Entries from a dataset
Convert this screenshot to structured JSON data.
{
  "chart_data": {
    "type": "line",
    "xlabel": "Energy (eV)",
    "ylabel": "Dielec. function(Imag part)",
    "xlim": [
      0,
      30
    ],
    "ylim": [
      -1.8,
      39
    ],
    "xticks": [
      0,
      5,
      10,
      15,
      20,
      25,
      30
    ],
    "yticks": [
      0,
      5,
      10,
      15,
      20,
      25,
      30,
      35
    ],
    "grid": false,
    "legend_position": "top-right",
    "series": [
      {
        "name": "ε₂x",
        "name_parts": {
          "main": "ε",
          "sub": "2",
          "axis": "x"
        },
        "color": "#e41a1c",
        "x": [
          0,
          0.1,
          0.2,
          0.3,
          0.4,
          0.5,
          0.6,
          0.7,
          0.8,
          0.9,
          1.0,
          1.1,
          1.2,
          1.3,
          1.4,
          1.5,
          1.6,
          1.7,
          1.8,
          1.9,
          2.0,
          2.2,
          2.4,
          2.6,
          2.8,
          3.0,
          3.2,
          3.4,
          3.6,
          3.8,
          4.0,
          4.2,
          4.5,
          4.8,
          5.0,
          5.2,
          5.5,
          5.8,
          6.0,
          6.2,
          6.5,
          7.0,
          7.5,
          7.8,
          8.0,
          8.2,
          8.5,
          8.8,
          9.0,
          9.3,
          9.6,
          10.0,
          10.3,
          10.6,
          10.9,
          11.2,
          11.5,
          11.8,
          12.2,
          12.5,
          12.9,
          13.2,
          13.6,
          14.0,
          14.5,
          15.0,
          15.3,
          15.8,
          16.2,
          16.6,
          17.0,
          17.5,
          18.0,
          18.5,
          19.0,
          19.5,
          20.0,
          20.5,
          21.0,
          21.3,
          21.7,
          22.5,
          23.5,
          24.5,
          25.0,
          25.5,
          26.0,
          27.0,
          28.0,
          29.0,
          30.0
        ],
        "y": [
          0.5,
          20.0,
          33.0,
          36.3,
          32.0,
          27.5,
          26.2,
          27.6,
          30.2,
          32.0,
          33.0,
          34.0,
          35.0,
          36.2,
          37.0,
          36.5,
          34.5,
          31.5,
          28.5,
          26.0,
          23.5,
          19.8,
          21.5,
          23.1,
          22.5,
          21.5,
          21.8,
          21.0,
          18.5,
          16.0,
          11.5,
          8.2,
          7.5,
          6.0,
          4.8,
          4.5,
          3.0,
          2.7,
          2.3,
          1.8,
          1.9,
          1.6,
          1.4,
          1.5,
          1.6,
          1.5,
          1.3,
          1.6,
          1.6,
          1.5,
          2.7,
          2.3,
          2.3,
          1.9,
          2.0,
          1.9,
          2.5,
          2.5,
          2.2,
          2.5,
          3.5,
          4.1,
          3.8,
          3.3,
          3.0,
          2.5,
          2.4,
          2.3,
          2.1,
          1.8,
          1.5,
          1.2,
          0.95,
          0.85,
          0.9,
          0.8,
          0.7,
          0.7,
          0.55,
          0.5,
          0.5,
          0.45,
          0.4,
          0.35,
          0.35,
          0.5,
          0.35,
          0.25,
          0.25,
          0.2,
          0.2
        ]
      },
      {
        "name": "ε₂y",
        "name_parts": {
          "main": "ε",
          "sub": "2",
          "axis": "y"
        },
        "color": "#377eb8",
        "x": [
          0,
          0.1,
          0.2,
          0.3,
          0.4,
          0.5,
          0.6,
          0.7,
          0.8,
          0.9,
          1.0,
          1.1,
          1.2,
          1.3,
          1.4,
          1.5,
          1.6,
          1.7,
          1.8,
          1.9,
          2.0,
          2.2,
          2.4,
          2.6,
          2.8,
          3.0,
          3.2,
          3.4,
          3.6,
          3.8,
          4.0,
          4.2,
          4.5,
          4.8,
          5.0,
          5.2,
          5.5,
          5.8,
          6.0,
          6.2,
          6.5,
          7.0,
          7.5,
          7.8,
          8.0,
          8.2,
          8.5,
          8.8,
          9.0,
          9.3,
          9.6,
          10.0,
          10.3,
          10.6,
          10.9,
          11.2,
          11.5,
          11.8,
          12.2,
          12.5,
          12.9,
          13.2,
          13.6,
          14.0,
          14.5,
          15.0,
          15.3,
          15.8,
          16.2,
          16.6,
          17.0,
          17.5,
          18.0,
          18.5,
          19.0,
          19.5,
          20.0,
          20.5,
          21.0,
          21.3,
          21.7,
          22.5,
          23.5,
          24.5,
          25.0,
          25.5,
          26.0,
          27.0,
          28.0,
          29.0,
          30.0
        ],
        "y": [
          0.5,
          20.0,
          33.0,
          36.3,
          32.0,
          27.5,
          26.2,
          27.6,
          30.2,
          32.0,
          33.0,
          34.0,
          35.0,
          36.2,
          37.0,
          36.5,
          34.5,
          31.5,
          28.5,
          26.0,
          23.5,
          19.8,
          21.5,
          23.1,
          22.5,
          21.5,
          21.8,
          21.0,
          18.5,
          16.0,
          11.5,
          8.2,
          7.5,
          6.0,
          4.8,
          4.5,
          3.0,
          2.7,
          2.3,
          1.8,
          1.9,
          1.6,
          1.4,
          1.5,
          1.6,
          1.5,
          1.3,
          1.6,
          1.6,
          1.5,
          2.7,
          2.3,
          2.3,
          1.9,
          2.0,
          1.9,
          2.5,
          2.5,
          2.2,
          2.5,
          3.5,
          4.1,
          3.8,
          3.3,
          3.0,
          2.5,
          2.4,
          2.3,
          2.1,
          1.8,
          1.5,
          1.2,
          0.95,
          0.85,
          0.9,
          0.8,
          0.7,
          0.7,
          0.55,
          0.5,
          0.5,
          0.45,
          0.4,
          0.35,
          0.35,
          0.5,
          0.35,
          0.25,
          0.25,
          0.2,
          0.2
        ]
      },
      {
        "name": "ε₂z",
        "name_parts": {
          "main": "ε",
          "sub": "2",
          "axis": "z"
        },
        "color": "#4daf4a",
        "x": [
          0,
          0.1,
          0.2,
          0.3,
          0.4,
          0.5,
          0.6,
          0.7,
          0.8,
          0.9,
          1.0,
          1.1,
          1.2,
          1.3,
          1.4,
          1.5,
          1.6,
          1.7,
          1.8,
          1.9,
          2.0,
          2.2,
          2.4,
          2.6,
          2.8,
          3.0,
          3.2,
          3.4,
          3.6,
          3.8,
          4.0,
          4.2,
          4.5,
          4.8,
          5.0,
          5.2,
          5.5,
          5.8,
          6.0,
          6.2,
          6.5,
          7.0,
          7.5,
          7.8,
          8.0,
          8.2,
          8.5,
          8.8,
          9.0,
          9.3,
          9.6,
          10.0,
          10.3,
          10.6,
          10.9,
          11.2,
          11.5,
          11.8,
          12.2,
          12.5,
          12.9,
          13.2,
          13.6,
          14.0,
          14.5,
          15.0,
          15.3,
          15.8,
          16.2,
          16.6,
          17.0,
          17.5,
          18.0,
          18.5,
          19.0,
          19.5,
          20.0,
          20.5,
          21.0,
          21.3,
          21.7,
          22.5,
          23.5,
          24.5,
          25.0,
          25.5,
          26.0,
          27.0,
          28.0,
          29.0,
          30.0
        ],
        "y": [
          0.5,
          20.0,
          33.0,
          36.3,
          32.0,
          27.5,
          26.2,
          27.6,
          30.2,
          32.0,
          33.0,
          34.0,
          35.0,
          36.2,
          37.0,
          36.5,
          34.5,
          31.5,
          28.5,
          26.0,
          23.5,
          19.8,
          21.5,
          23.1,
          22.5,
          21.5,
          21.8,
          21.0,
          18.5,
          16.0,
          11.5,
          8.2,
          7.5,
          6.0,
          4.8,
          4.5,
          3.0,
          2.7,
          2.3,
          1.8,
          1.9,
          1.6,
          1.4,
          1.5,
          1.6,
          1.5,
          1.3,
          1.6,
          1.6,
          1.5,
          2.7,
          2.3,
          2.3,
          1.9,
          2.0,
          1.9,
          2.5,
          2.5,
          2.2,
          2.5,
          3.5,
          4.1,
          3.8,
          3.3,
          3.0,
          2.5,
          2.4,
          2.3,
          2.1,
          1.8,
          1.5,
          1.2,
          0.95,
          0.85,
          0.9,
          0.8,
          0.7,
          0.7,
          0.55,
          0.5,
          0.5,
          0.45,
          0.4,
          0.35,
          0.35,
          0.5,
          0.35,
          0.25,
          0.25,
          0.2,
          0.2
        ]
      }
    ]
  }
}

* Challenge
Search the records above for "color". Copy each line where it is found.

* Exercise output
        "color": "#e41a1c",
        "color": "#377eb8",
        "color": "#4daf4a",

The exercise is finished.